> _Work to be completed_
Write out the full set of records exactly. Any pictures in them do not belong in the copy.

Items listed in a dataset:

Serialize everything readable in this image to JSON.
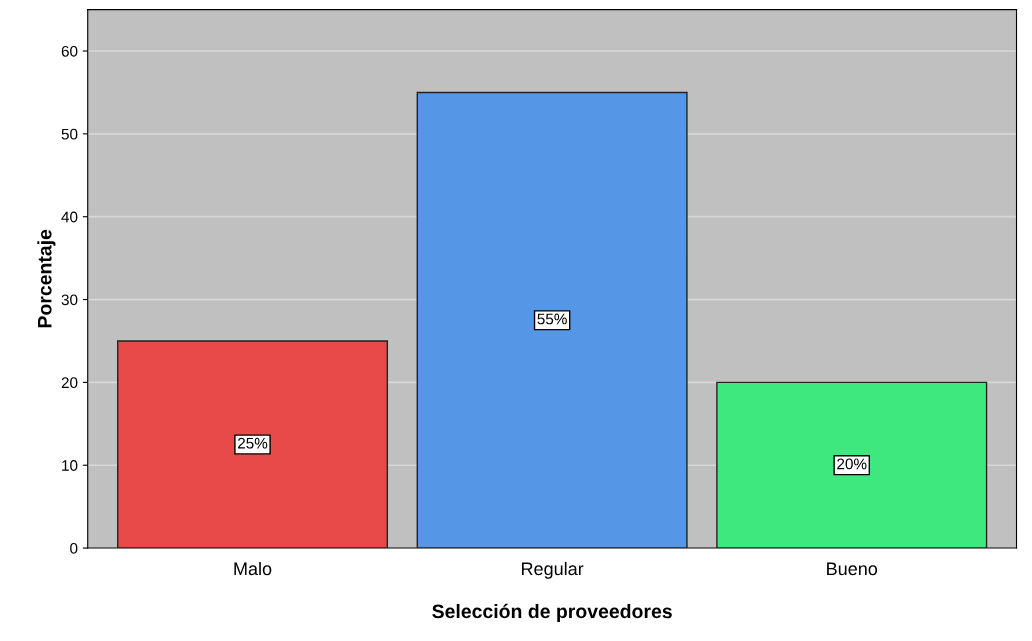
{
  "chart_data": {
    "type": "bar",
    "xlabel": "Selección de proveedores",
    "ylabel": "Porcentaje",
    "categories": [
      "Malo",
      "Regular",
      "Bueno"
    ],
    "values": [
      25,
      55,
      20
    ],
    "colors": [
      "#e84a4a",
      "#5596e6",
      "#3ee87f"
    ],
    "value_labels": [
      "25%",
      "55%",
      "20%"
    ],
    "ylim": [
      0,
      65
    ],
    "yticks": [
      0,
      10,
      20,
      30,
      40,
      50,
      60
    ],
    "grid": "y"
  }
}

> _Full solution_
Serialize everything readable in this image to JSON.
{
  "chart_data": {
    "type": "bar",
    "xlabel": "Selección de proveedores",
    "ylabel": "Porcentaje",
    "categories": [
      "Malo",
      "Regular",
      "Bueno"
    ],
    "values": [
      25,
      55,
      20
    ],
    "colors": [
      "#e84a4a",
      "#5596e6",
      "#3ee87f"
    ],
    "value_labels": [
      "25%",
      "55%",
      "20%"
    ],
    "ylim": [
      0,
      65
    ],
    "yticks": [
      0,
      10,
      20,
      30,
      40,
      50,
      60
    ],
    "grid": "y"
  }
}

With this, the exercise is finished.